[Start Available data]
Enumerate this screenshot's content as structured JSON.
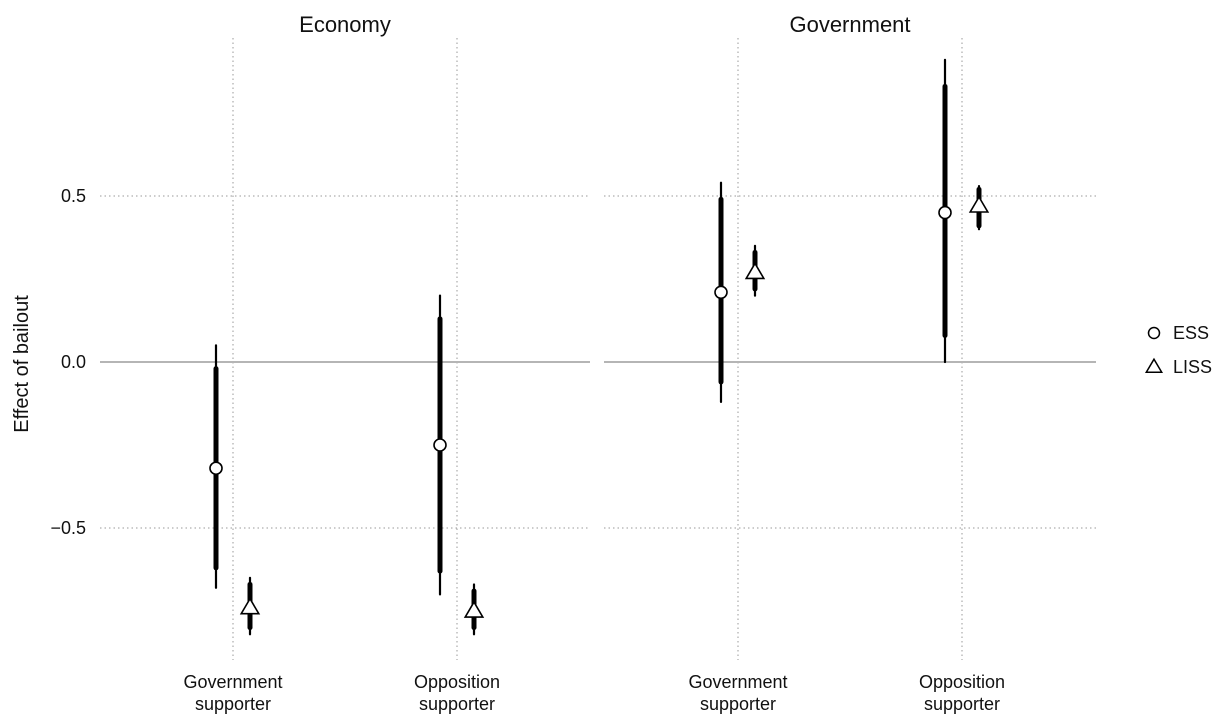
{
  "chart_data": {
    "type": "scatter",
    "title": "",
    "ylabel": "Effect of bailout",
    "xlabel": "",
    "ylim": [
      -0.9,
      1.0
    ],
    "yticks": [
      {
        "value": 0.5,
        "label": "0.5"
      },
      {
        "value": 0.0,
        "label": "0.0"
      },
      {
        "value": -0.5,
        "label": "−0.5"
      }
    ],
    "categories": [
      {
        "line1": "Government",
        "line2": "supporter"
      },
      {
        "line1": "Opposition",
        "line2": "supporter"
      }
    ],
    "grid": true,
    "reference_line": 0.0,
    "legend": {
      "position": "right",
      "entries": [
        {
          "label": "ESS",
          "marker": "circle"
        },
        {
          "label": "LISS",
          "marker": "triangle"
        }
      ]
    },
    "facets": [
      {
        "title": "Economy",
        "series": [
          {
            "name": "ESS",
            "marker": "circle",
            "points": [
              {
                "category": "Government supporter",
                "estimate": -0.32,
                "ci_inner": [
                  -0.62,
                  -0.02
                ],
                "ci_outer": [
                  -0.68,
                  0.05
                ]
              },
              {
                "category": "Opposition supporter",
                "estimate": -0.25,
                "ci_inner": [
                  -0.63,
                  0.13
                ],
                "ci_outer": [
                  -0.7,
                  0.2
                ]
              }
            ]
          },
          {
            "name": "LISS",
            "marker": "triangle",
            "points": [
              {
                "category": "Government supporter",
                "estimate": -0.74,
                "ci_inner": [
                  -0.8,
                  -0.67
                ],
                "ci_outer": [
                  -0.82,
                  -0.65
                ]
              },
              {
                "category": "Opposition supporter",
                "estimate": -0.75,
                "ci_inner": [
                  -0.8,
                  -0.69
                ],
                "ci_outer": [
                  -0.82,
                  -0.67
                ]
              }
            ]
          }
        ]
      },
      {
        "title": "Government",
        "series": [
          {
            "name": "ESS",
            "marker": "circle",
            "points": [
              {
                "category": "Government supporter",
                "estimate": 0.21,
                "ci_inner": [
                  -0.06,
                  0.49
                ],
                "ci_outer": [
                  -0.12,
                  0.54
                ]
              },
              {
                "category": "Opposition supporter",
                "estimate": 0.45,
                "ci_inner": [
                  0.08,
                  0.83
                ],
                "ci_outer": [
                  0.0,
                  0.91
                ]
              }
            ]
          },
          {
            "name": "LISS",
            "marker": "triangle",
            "points": [
              {
                "category": "Government supporter",
                "estimate": 0.27,
                "ci_inner": [
                  0.22,
                  0.33
                ],
                "ci_outer": [
                  0.2,
                  0.35
                ]
              },
              {
                "category": "Opposition supporter",
                "estimate": 0.47,
                "ci_inner": [
                  0.41,
                  0.52
                ],
                "ci_outer": [
                  0.4,
                  0.53
                ]
              }
            ]
          }
        ]
      }
    ]
  }
}
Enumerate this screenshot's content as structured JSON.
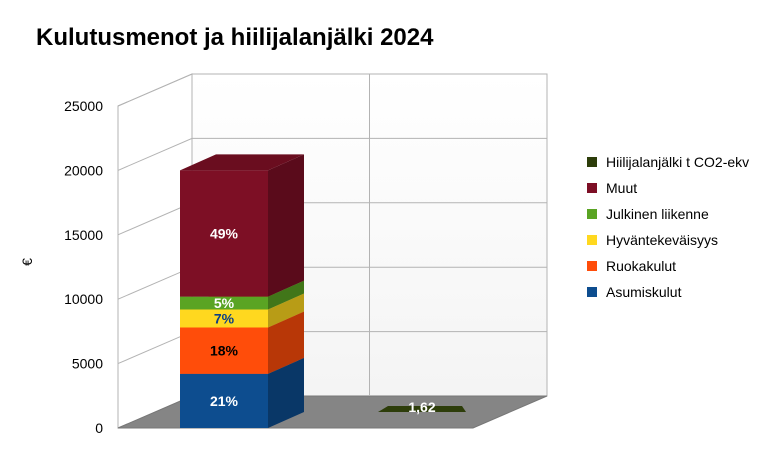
{
  "chart_data": {
    "type": "bar",
    "title": "Kulutusmenot ja hiilijalanjälki 2024",
    "ylabel": "€",
    "xlabel": "",
    "ylim": [
      0,
      25000
    ],
    "yticks": [
      0,
      5000,
      10000,
      15000,
      20000,
      25000
    ],
    "stacked": true,
    "three_d": true,
    "grid": true,
    "legend_position": "right",
    "categories": [
      "",
      ""
    ],
    "series": [
      {
        "name": "Asumiskulut",
        "color": "#0d4d8f",
        "values": [
          4200,
          0
        ],
        "labels": [
          "21%",
          ""
        ]
      },
      {
        "name": "Ruokakulut",
        "color": "#ff4d0a",
        "values": [
          3600,
          0
        ],
        "labels": [
          "18%",
          ""
        ]
      },
      {
        "name": "Hyväntekeväisyys",
        "color": "#ffd81f",
        "values": [
          1400,
          0
        ],
        "labels": [
          "7%",
          ""
        ]
      },
      {
        "name": "Julkinen liikenne",
        "color": "#5aa423",
        "values": [
          1000,
          0
        ],
        "labels": [
          "5%",
          ""
        ]
      },
      {
        "name": "Muut",
        "color": "#7d0f25",
        "values": [
          9800,
          0
        ],
        "labels": [
          "49%",
          ""
        ]
      },
      {
        "name": "Hiilijalanjälki t CO2-ekv",
        "color": "#2d3d0a",
        "values": [
          0,
          1.62
        ],
        "labels": [
          "",
          "1,62"
        ]
      }
    ]
  }
}
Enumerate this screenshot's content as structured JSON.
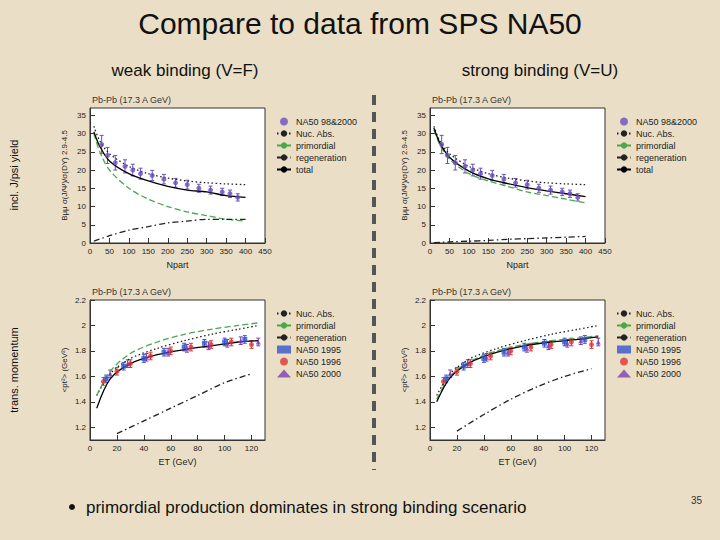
{
  "slide": {
    "title": "Compare to data from SPS NA50",
    "columns": [
      "weak binding (V=F)",
      "strong binding (V=U)"
    ],
    "rows": [
      "incl. J/psi yield",
      "trans. momentum"
    ],
    "bullet": "primordial production dominates in strong binding scenario",
    "page": "35"
  },
  "chart_data": [
    {
      "type": "line",
      "title": "Pb-Pb (17.3 A GeV)",
      "x_label": "Npart",
      "y_label": "Bμμ σ(J/Ψ)/σ(DY) 2.9-4.5",
      "xlim": [
        0,
        450
      ],
      "xticks": [
        0,
        50,
        100,
        150,
        200,
        250,
        300,
        350,
        400,
        450
      ],
      "ylim": [
        0,
        37
      ],
      "yticks": [
        0,
        5,
        10,
        15,
        20,
        25,
        30,
        35
      ],
      "grid": false,
      "legend": "right",
      "series": [
        {
          "name": "NA50 98&2000",
          "type": "scatter",
          "marker": "circle",
          "color": "#6a4fc0",
          "x": [
            30,
            45,
            65,
            90,
            110,
            130,
            160,
            190,
            220,
            250,
            280,
            310,
            340,
            360,
            380
          ],
          "values": [
            27,
            24,
            22,
            21,
            20,
            19,
            18.5,
            17.5,
            16.5,
            16,
            15,
            14.5,
            14,
            13.5,
            12.5
          ],
          "errors": [
            2.5,
            2.2,
            2,
            1.8,
            1.6,
            1.5,
            1.4,
            1.3,
            1.2,
            1.2,
            1.1,
            1.1,
            1,
            1,
            1
          ]
        },
        {
          "name": "Nuc. Abs.",
          "type": "line",
          "line_style": "dotted",
          "color": "#222222",
          "x": [
            10,
            25,
            50,
            100,
            150,
            200,
            250,
            300,
            350,
            400
          ],
          "values": [
            32,
            28,
            24.5,
            21,
            19,
            17.8,
            17,
            16.5,
            16.2,
            16
          ]
        },
        {
          "name": "primordial",
          "type": "line",
          "line_style": "dashed",
          "color": "#4aa84a",
          "x": [
            10,
            25,
            50,
            100,
            150,
            200,
            250,
            300,
            350,
            400
          ],
          "values": [
            30,
            25,
            20,
            15,
            12,
            10,
            8.5,
            7.5,
            6.5,
            6
          ]
        },
        {
          "name": "regeneration",
          "type": "line",
          "line_style": "dashdot",
          "color": "#222222",
          "x": [
            10,
            50,
            100,
            150,
            200,
            250,
            300,
            350,
            400
          ],
          "values": [
            0.5,
            2,
            3.5,
            4.5,
            5.5,
            6,
            6.5,
            6.5,
            6.5
          ]
        },
        {
          "name": "total",
          "type": "line",
          "line_style": "solid",
          "color": "#000000",
          "x": [
            10,
            25,
            50,
            100,
            150,
            200,
            250,
            300,
            350,
            400
          ],
          "values": [
            30.5,
            26.5,
            22.5,
            19,
            17,
            15.5,
            14.5,
            14,
            13,
            12.5
          ]
        }
      ]
    },
    {
      "type": "line",
      "title": "Pb-Pb (17.3 A GeV)",
      "x_label": "Npart",
      "y_label": "Bμμ σ(J/Ψ)/σ(DY) 2.9-4.5",
      "xlim": [
        0,
        450
      ],
      "xticks": [
        0,
        50,
        100,
        150,
        200,
        250,
        300,
        350,
        400,
        450
      ],
      "ylim": [
        0,
        37
      ],
      "yticks": [
        0,
        5,
        10,
        15,
        20,
        25,
        30,
        35
      ],
      "grid": false,
      "legend": "right",
      "series": [
        {
          "name": "NA50 98&2000",
          "type": "scatter",
          "marker": "circle",
          "color": "#6a4fc0",
          "x": [
            30,
            45,
            65,
            90,
            110,
            130,
            160,
            190,
            220,
            250,
            280,
            310,
            340,
            360,
            380
          ],
          "values": [
            27,
            24,
            22,
            21,
            20,
            19,
            18.5,
            17.5,
            16.5,
            16,
            15,
            14.5,
            14,
            13.5,
            12.5
          ],
          "errors": [
            2.5,
            2.2,
            2,
            1.8,
            1.6,
            1.5,
            1.4,
            1.3,
            1.2,
            1.2,
            1.1,
            1.1,
            1,
            1,
            1
          ]
        },
        {
          "name": "Nuc. Abs.",
          "type": "line",
          "line_style": "dotted",
          "color": "#222222",
          "x": [
            10,
            25,
            50,
            100,
            150,
            200,
            250,
            300,
            350,
            400
          ],
          "values": [
            32,
            28,
            24.5,
            21,
            19,
            17.8,
            17,
            16.5,
            16.2,
            16
          ]
        },
        {
          "name": "primordial",
          "type": "line",
          "line_style": "dashed",
          "color": "#4aa84a",
          "x": [
            10,
            25,
            50,
            100,
            150,
            200,
            250,
            300,
            350,
            400
          ],
          "values": [
            31,
            27,
            23,
            19,
            17,
            15.5,
            14,
            13,
            12,
            11
          ]
        },
        {
          "name": "regeneration",
          "type": "line",
          "line_style": "dashdot",
          "color": "#222222",
          "x": [
            10,
            50,
            100,
            150,
            200,
            250,
            300,
            350,
            400
          ],
          "values": [
            0.1,
            0.3,
            0.5,
            0.7,
            1,
            1.2,
            1.4,
            1.6,
            1.8
          ]
        },
        {
          "name": "total",
          "type": "line",
          "line_style": "solid",
          "color": "#000000",
          "x": [
            10,
            25,
            50,
            100,
            150,
            200,
            250,
            300,
            350,
            400
          ],
          "values": [
            31.5,
            27.5,
            23.5,
            19.7,
            17.6,
            16.3,
            15.2,
            14.3,
            13.5,
            12.7
          ]
        }
      ]
    },
    {
      "type": "line",
      "title": "Pb-Pb (17.3 A GeV)",
      "x_label": "ET (GeV)",
      "y_label": "<pt²> (GeV²)",
      "xlim": [
        0,
        130
      ],
      "xticks": [
        0,
        20,
        40,
        60,
        80,
        100,
        120
      ],
      "ylim": [
        1.1,
        2.2
      ],
      "yticks": [
        1.2,
        1.4,
        1.6,
        1.8,
        2,
        2.2
      ],
      "grid": false,
      "legend": "right",
      "series": [
        {
          "name": "Nuc. Abs.",
          "type": "line",
          "line_style": "dotted",
          "color": "#222222",
          "x": [
            5,
            15,
            30,
            50,
            70,
            90,
            110,
            125
          ],
          "values": [
            1.45,
            1.62,
            1.74,
            1.82,
            1.88,
            1.93,
            1.97,
            2.0
          ]
        },
        {
          "name": "primordial",
          "type": "line",
          "line_style": "dashed",
          "color": "#4aa84a",
          "x": [
            5,
            15,
            30,
            50,
            70,
            90,
            110,
            125
          ],
          "values": [
            1.45,
            1.64,
            1.78,
            1.87,
            1.93,
            1.97,
            2.0,
            2.02
          ]
        },
        {
          "name": "regeneration",
          "type": "line",
          "line_style": "dashdot",
          "color": "#222222",
          "x": [
            20,
            40,
            60,
            80,
            100,
            120
          ],
          "values": [
            1.15,
            1.25,
            1.35,
            1.45,
            1.55,
            1.62
          ]
        },
        {
          "type": "line",
          "line_style": "solid",
          "color": "#000000",
          "x": [
            5,
            15,
            30,
            50,
            70,
            90,
            110,
            125
          ],
          "values": [
            1.35,
            1.58,
            1.7,
            1.77,
            1.81,
            1.84,
            1.87,
            1.88
          ]
        },
        {
          "name": "NA50 1995",
          "type": "scatter",
          "marker": "square",
          "color": "#3355cc",
          "x": [
            12,
            25,
            40,
            55,
            70,
            85,
            100,
            115
          ],
          "values": [
            1.58,
            1.68,
            1.74,
            1.79,
            1.83,
            1.86,
            1.87,
            1.89
          ],
          "errors": [
            0.03,
            0.03,
            0.03,
            0.03,
            0.03,
            0.03,
            0.03,
            0.03
          ]
        },
        {
          "name": "NA50 1996",
          "type": "scatter",
          "marker": "circle",
          "color": "#dd3333",
          "x": [
            10,
            20,
            30,
            45,
            60,
            75,
            90,
            105,
            120
          ],
          "values": [
            1.56,
            1.64,
            1.7,
            1.76,
            1.8,
            1.83,
            1.85,
            1.87,
            1.85
          ],
          "errors": [
            0.03,
            0.03,
            0.03,
            0.03,
            0.03,
            0.03,
            0.03,
            0.03,
            0.03
          ]
        },
        {
          "name": "NA50 2000",
          "type": "scatter",
          "marker": "triangle",
          "color": "#7a3fb0",
          "x": [
            15,
            28,
            42,
            58,
            72,
            88,
            102,
            112,
            125
          ],
          "values": [
            1.62,
            1.7,
            1.75,
            1.79,
            1.82,
            1.84,
            1.86,
            1.88,
            1.87
          ],
          "errors": [
            0.03,
            0.03,
            0.03,
            0.03,
            0.03,
            0.03,
            0.03,
            0.03,
            0.03
          ]
        }
      ]
    },
    {
      "type": "line",
      "title": "Pb-Pb (17.3 A GeV)",
      "x_label": "ET (GeV)",
      "y_label": "<pt²> (GeV²)",
      "xlim": [
        0,
        130
      ],
      "xticks": [
        0,
        20,
        40,
        60,
        80,
        100,
        120
      ],
      "ylim": [
        1.1,
        2.2
      ],
      "yticks": [
        1.2,
        1.4,
        1.6,
        1.8,
        2,
        2.2
      ],
      "grid": false,
      "legend": "right",
      "series": [
        {
          "name": "Nuc. Abs.",
          "type": "line",
          "line_style": "dotted",
          "color": "#222222",
          "x": [
            5,
            15,
            30,
            50,
            70,
            90,
            110,
            125
          ],
          "values": [
            1.45,
            1.62,
            1.74,
            1.82,
            1.88,
            1.93,
            1.97,
            2.0
          ]
        },
        {
          "name": "primordial",
          "type": "line",
          "line_style": "dashed",
          "color": "#4aa84a",
          "x": [
            5,
            15,
            30,
            50,
            70,
            90,
            110,
            125
          ],
          "values": [
            1.42,
            1.6,
            1.72,
            1.8,
            1.85,
            1.88,
            1.9,
            1.92
          ]
        },
        {
          "name": "regeneration",
          "type": "line",
          "line_style": "dashdot",
          "color": "#222222",
          "x": [
            20,
            40,
            60,
            80,
            100,
            120
          ],
          "values": [
            1.17,
            1.3,
            1.42,
            1.52,
            1.6,
            1.66
          ]
        },
        {
          "type": "line",
          "line_style": "solid",
          "color": "#000000",
          "x": [
            5,
            15,
            30,
            50,
            70,
            90,
            110,
            125
          ],
          "values": [
            1.4,
            1.59,
            1.71,
            1.79,
            1.84,
            1.87,
            1.89,
            1.91
          ]
        },
        {
          "name": "NA50 1995",
          "type": "scatter",
          "marker": "square",
          "color": "#3355cc",
          "x": [
            12,
            25,
            40,
            55,
            70,
            85,
            100,
            115
          ],
          "values": [
            1.58,
            1.68,
            1.74,
            1.79,
            1.83,
            1.86,
            1.87,
            1.89
          ],
          "errors": [
            0.03,
            0.03,
            0.03,
            0.03,
            0.03,
            0.03,
            0.03,
            0.03
          ]
        },
        {
          "name": "NA50 1996",
          "type": "scatter",
          "marker": "circle",
          "color": "#dd3333",
          "x": [
            10,
            20,
            30,
            45,
            60,
            75,
            90,
            105,
            120
          ],
          "values": [
            1.56,
            1.64,
            1.7,
            1.76,
            1.8,
            1.83,
            1.85,
            1.87,
            1.85
          ],
          "errors": [
            0.03,
            0.03,
            0.03,
            0.03,
            0.03,
            0.03,
            0.03,
            0.03,
            0.03
          ]
        },
        {
          "name": "NA50 2000",
          "type": "scatter",
          "marker": "triangle",
          "color": "#7a3fb0",
          "x": [
            15,
            28,
            42,
            58,
            72,
            88,
            102,
            112,
            125
          ],
          "values": [
            1.62,
            1.7,
            1.75,
            1.79,
            1.82,
            1.84,
            1.86,
            1.88,
            1.87
          ],
          "errors": [
            0.03,
            0.03,
            0.03,
            0.03,
            0.03,
            0.03,
            0.03,
            0.03,
            0.03
          ]
        }
      ]
    }
  ]
}
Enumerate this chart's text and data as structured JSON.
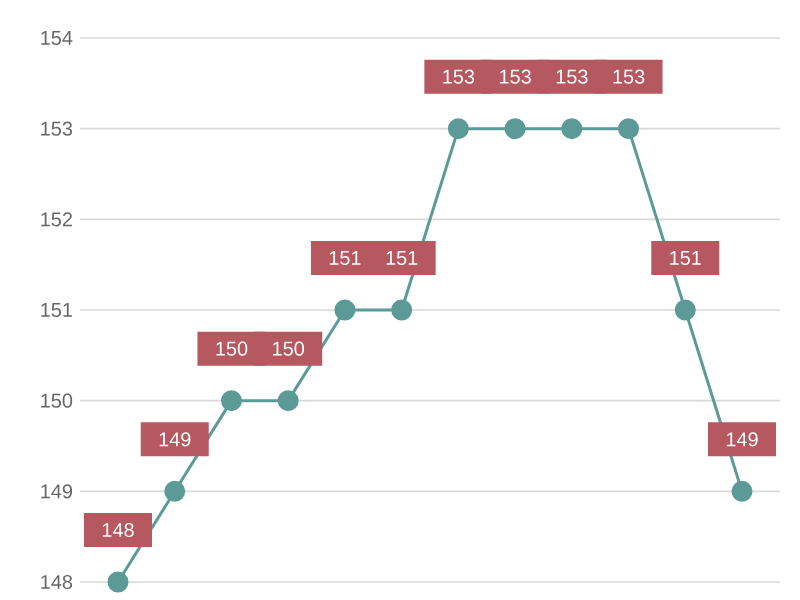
[End Available data]
◆ Work instructions: Find the string "binding" in the listing and return every line that holds it.

◆ Finished task:
      "weak binding (V=F)",
      "strong binding (V=U)"
    "bullet": "primordial production dominates in strong binding scenario",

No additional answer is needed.